Exercise task: Where the word "World" occurs in a line, return that line.

Information provided:

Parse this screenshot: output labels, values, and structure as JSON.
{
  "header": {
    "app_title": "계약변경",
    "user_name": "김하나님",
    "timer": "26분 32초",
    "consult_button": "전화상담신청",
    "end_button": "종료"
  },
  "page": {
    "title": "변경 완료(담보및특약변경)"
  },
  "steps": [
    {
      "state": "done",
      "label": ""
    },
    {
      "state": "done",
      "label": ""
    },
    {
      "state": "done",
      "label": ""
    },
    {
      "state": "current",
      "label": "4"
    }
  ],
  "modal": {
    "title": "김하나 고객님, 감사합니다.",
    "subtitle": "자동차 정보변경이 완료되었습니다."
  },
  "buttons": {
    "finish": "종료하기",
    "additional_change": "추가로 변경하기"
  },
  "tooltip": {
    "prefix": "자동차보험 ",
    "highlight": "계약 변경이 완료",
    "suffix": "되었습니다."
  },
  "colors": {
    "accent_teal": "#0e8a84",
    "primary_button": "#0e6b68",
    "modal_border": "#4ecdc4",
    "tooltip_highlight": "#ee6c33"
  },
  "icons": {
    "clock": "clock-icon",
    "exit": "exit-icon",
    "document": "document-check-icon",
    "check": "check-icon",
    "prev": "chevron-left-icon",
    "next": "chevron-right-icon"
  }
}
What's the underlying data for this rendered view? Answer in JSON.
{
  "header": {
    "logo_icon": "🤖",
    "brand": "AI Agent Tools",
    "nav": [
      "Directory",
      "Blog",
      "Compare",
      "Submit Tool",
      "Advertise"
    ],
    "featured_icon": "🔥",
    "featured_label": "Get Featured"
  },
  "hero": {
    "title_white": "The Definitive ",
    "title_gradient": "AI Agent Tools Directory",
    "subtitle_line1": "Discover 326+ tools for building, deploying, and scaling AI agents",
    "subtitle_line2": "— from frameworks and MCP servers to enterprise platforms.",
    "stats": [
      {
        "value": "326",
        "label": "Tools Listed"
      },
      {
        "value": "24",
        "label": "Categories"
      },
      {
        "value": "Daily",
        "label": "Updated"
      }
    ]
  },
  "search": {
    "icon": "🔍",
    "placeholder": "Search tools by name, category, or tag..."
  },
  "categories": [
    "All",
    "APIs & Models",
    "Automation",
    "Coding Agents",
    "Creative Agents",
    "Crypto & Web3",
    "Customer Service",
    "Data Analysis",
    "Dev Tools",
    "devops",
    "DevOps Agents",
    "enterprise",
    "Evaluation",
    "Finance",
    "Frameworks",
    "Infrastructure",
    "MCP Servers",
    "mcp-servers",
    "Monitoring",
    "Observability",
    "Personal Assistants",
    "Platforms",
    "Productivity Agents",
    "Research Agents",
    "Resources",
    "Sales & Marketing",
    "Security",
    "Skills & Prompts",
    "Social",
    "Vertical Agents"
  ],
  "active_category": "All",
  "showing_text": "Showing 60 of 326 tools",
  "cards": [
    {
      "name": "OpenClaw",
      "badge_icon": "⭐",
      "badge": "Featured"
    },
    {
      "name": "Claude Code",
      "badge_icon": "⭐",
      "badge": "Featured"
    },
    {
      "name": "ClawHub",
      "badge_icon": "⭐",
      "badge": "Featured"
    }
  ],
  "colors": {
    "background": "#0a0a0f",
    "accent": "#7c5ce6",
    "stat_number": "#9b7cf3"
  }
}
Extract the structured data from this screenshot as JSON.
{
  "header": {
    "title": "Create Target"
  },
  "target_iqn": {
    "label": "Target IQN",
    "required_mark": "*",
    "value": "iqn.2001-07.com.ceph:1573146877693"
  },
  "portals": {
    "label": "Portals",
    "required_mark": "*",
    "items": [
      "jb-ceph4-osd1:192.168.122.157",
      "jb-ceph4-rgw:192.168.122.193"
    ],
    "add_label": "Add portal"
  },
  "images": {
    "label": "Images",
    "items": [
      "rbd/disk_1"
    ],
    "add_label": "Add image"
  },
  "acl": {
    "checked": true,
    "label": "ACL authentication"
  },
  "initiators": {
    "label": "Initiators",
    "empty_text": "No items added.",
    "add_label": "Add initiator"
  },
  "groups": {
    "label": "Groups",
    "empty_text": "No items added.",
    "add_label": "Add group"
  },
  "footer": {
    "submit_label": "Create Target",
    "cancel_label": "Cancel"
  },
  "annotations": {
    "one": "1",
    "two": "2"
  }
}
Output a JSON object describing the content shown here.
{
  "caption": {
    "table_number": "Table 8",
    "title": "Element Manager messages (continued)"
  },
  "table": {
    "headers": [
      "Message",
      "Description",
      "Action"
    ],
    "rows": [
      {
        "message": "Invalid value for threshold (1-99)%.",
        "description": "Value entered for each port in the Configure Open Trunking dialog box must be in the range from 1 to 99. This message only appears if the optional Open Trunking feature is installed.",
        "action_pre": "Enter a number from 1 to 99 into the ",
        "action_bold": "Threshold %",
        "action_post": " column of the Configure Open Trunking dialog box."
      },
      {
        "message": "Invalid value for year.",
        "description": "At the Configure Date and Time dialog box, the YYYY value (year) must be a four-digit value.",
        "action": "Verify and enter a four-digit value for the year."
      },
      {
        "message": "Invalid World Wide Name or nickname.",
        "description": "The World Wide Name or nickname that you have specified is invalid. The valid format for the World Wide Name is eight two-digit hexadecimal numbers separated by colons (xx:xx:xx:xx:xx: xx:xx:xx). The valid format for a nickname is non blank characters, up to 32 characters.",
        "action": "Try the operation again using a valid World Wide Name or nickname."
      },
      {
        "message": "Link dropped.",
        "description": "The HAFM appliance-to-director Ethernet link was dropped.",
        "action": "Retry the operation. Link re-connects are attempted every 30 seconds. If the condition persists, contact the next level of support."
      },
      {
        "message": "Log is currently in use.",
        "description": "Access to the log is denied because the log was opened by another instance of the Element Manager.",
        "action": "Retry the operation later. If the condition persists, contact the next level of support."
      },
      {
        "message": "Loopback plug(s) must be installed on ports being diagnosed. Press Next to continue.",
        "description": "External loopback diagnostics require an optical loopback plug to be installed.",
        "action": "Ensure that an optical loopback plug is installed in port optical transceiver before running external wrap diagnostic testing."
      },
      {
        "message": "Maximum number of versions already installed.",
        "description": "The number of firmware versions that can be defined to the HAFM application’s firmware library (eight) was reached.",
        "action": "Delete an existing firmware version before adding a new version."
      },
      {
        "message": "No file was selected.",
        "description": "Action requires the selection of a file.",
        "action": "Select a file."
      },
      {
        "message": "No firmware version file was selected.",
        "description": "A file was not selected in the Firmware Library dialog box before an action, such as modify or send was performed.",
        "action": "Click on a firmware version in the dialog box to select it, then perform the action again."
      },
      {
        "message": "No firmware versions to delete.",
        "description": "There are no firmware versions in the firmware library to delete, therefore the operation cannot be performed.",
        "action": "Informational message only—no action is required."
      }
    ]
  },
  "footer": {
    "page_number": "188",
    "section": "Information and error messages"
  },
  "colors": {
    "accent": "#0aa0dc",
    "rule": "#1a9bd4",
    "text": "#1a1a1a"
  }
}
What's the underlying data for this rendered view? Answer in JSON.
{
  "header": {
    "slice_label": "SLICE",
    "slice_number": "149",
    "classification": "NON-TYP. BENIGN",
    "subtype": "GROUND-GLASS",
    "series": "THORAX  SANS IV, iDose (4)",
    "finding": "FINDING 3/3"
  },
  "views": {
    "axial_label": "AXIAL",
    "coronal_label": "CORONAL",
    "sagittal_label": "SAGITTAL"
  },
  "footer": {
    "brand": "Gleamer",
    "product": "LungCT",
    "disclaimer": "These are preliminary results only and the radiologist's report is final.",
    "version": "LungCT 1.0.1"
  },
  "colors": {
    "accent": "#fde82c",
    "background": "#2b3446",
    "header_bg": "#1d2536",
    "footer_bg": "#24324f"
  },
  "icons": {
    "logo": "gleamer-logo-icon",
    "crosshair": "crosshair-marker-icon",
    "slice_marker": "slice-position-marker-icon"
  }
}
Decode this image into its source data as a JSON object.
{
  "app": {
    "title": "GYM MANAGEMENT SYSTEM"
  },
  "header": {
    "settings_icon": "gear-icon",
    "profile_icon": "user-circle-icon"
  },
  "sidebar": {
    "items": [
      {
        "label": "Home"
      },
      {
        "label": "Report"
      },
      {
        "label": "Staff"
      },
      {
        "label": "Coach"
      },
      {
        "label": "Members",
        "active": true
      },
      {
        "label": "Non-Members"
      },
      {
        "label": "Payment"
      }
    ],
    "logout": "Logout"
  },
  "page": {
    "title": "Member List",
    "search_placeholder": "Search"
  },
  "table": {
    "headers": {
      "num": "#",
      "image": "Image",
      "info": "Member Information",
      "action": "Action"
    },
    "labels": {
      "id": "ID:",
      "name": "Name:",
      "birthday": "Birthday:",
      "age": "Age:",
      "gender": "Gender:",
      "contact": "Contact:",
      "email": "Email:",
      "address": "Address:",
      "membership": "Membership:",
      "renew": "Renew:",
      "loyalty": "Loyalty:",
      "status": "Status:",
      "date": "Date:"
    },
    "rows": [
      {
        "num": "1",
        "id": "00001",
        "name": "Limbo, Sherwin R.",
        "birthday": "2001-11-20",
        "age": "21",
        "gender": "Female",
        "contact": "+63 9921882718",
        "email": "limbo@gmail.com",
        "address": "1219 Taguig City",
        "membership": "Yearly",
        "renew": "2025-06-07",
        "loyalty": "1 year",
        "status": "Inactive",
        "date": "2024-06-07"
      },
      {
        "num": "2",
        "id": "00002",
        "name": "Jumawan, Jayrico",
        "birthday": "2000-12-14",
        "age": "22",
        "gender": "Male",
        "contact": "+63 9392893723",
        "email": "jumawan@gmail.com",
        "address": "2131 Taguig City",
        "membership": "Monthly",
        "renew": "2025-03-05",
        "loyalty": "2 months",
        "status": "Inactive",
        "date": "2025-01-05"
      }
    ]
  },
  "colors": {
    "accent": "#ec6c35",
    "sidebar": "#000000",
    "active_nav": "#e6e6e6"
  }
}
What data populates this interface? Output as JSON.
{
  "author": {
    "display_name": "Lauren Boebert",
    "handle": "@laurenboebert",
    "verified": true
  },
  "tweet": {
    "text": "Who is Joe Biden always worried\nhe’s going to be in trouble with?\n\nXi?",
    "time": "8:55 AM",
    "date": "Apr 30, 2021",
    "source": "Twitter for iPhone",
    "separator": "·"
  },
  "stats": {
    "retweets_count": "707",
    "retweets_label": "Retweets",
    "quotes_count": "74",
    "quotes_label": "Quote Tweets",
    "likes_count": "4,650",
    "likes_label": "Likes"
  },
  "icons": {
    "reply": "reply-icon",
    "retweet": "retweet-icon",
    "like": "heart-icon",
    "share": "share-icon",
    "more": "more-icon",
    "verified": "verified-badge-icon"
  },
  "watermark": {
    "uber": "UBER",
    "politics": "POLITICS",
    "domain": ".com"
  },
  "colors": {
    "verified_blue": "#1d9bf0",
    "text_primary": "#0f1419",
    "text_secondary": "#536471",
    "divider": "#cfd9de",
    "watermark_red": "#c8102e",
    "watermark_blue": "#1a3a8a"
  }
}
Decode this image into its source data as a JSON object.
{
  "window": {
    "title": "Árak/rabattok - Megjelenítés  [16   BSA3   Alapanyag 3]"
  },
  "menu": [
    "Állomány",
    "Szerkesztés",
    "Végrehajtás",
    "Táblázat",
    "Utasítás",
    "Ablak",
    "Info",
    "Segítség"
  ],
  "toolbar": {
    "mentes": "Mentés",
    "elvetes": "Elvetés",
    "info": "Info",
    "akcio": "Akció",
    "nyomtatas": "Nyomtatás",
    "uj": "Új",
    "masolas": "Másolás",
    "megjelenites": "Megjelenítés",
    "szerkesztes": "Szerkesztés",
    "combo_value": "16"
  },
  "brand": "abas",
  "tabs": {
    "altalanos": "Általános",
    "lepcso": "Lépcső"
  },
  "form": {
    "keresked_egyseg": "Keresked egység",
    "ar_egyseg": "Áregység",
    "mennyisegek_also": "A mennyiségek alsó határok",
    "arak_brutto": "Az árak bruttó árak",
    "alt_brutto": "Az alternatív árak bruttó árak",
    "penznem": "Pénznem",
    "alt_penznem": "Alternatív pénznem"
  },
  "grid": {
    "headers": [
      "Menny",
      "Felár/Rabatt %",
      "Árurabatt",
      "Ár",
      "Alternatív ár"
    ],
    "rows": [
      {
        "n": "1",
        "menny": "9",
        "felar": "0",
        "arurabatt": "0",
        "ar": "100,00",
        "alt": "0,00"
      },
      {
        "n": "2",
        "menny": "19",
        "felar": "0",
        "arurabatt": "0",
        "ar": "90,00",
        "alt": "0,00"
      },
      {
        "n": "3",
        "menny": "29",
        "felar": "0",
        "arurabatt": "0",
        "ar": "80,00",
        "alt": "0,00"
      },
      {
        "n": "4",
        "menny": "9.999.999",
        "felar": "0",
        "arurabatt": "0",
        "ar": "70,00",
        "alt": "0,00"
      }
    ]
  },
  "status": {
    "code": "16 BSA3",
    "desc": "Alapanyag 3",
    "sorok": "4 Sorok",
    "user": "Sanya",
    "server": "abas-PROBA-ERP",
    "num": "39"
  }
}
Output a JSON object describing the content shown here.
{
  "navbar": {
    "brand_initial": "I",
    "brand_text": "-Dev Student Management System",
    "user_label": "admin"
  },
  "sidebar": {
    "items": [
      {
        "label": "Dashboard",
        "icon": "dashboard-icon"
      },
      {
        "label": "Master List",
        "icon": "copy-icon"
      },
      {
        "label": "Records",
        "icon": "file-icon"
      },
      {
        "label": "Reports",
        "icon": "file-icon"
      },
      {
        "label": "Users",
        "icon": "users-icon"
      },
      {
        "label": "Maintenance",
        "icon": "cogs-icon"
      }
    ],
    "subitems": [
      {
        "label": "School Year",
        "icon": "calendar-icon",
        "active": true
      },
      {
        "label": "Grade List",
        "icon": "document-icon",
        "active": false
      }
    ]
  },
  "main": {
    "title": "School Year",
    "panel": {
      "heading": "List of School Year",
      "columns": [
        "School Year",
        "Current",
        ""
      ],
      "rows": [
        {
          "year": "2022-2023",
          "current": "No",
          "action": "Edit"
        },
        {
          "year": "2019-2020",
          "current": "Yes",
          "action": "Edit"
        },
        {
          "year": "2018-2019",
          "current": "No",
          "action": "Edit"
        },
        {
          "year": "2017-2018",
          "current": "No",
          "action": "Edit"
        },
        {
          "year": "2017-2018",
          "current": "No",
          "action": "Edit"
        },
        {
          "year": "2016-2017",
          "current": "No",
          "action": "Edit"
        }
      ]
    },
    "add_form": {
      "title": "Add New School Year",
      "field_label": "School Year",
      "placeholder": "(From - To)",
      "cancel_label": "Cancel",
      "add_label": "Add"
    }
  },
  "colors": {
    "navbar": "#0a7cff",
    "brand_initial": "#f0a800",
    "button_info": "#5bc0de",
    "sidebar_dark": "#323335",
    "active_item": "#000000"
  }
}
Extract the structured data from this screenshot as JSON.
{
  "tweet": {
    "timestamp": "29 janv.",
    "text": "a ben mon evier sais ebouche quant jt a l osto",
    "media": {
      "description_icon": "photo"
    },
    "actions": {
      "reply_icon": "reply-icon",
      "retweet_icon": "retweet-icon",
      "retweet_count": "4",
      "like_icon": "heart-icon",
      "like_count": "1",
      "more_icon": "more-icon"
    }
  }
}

Response to the task:
        "message": "Invalid World Wide Name or nickname.",
        "description": "The World Wide Name or nickname that you have specified is invalid. The valid format for the World Wide Name is eight two-digit hexadecimal numbers separated by colons (xx:xx:xx:xx:xx: xx:xx:xx). The valid format for a nickname is non blank characters, up to 32 characters.",
        "action": "Try the operation again using a valid World Wide Name or nickname."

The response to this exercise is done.